State how many lines of the entries hold the string "this". Reply with the number alone.

Data records:
[BEGIN]

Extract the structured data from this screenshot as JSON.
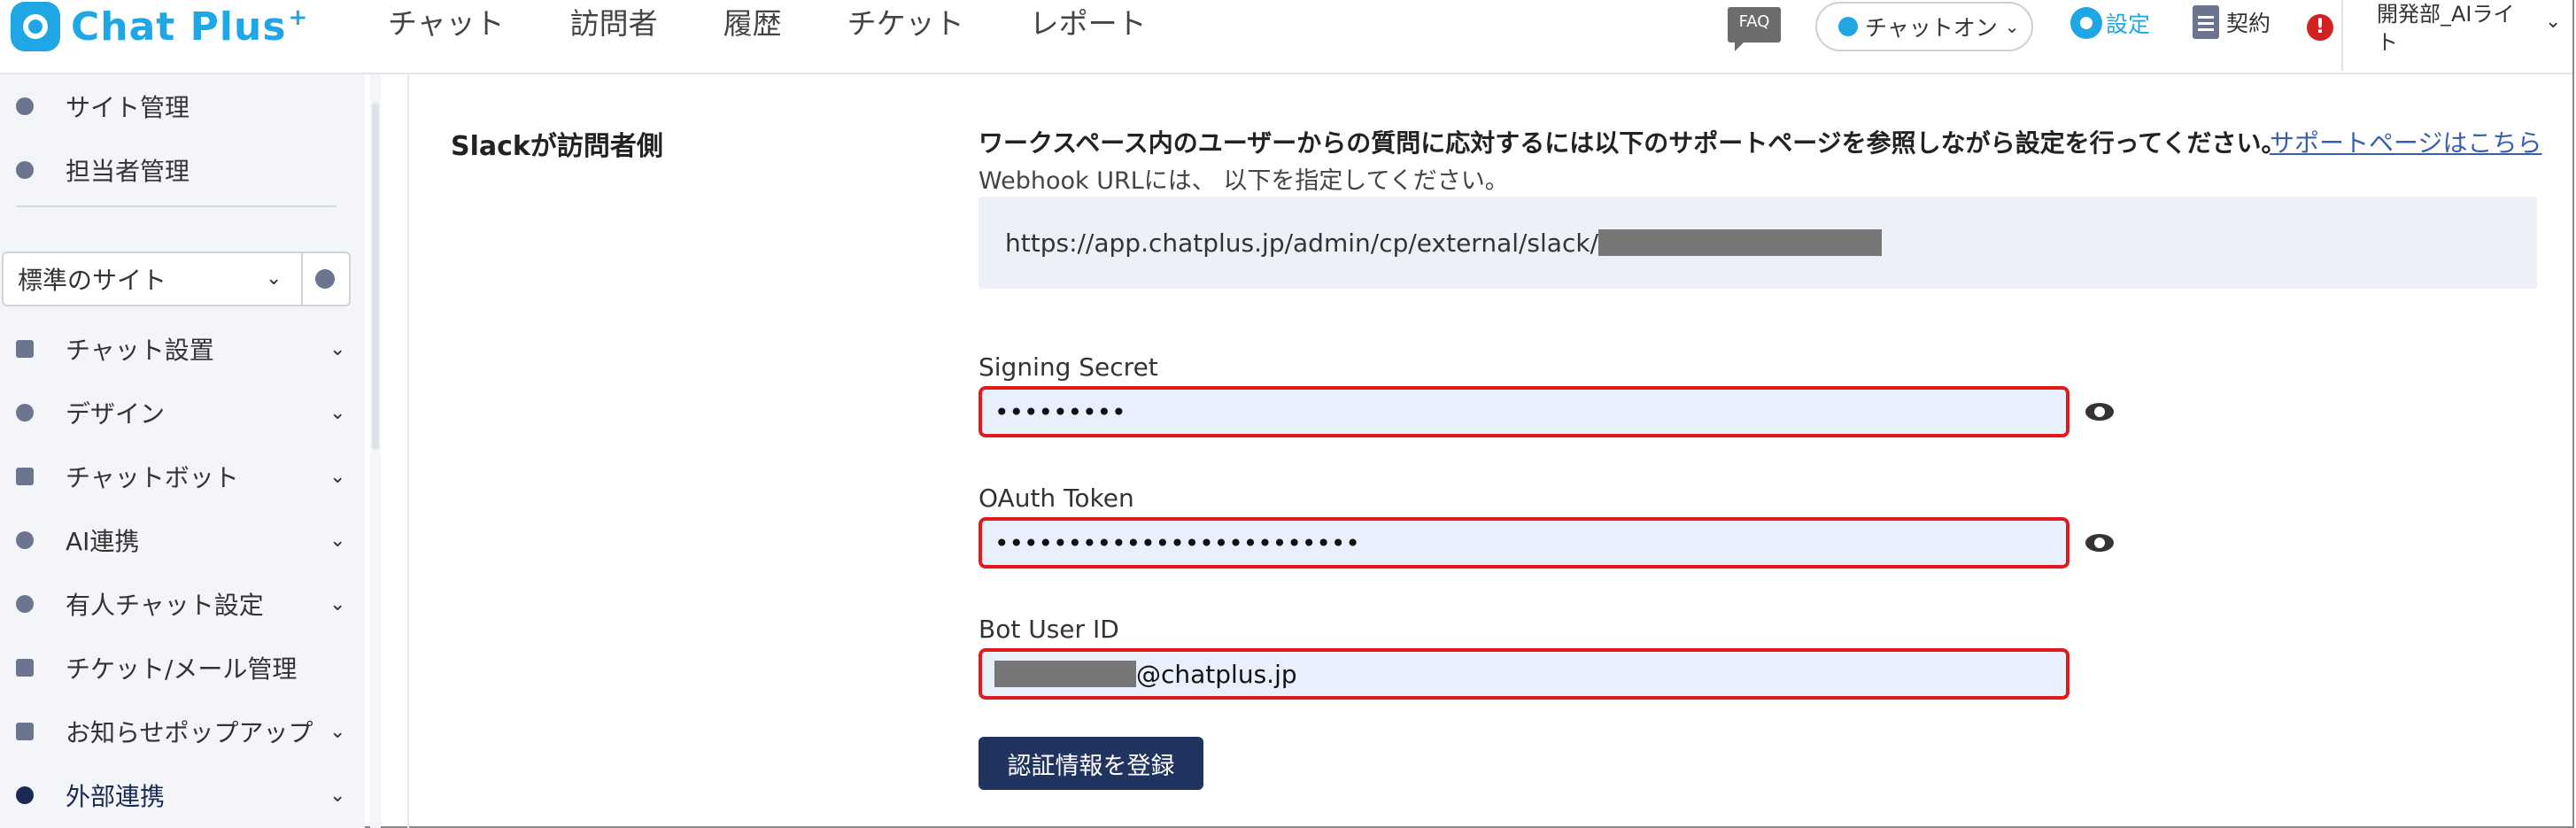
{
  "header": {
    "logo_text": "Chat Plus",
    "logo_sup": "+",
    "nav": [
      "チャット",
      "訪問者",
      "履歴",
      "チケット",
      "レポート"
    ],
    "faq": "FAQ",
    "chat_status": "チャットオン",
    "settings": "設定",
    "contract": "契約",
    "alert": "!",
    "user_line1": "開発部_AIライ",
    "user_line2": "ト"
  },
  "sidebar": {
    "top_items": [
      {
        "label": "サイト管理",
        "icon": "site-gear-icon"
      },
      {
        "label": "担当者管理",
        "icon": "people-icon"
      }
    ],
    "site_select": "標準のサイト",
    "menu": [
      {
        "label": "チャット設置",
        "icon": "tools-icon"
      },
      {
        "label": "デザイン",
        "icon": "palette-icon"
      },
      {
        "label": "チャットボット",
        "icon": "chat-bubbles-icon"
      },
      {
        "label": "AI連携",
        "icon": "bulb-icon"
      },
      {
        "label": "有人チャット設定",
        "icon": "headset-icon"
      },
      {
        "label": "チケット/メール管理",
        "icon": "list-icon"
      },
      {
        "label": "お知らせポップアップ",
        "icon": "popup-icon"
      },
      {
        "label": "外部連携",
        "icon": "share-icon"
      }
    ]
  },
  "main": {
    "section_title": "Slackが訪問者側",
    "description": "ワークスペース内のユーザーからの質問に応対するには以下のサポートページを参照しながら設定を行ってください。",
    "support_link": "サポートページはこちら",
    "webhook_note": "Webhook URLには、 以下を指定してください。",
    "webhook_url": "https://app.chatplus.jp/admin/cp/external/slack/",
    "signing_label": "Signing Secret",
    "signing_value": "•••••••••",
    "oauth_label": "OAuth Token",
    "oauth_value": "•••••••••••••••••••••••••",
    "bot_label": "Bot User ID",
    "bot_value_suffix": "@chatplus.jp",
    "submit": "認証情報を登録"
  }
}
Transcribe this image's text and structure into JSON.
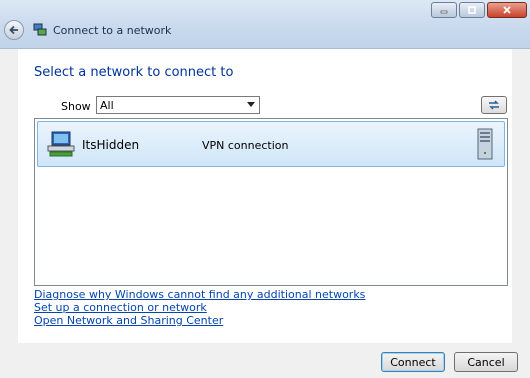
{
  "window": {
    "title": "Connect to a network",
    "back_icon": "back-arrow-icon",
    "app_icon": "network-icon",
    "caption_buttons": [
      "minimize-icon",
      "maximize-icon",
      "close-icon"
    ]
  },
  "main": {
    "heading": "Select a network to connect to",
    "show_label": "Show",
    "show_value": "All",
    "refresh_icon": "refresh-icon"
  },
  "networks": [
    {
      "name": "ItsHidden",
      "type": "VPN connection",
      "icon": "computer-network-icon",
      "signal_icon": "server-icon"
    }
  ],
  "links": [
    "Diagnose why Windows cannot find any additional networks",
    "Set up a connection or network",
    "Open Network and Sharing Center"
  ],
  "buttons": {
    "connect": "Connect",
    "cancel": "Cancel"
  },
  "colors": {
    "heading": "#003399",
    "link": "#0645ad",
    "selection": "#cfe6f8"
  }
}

[END]

◆ Written answer ◆
2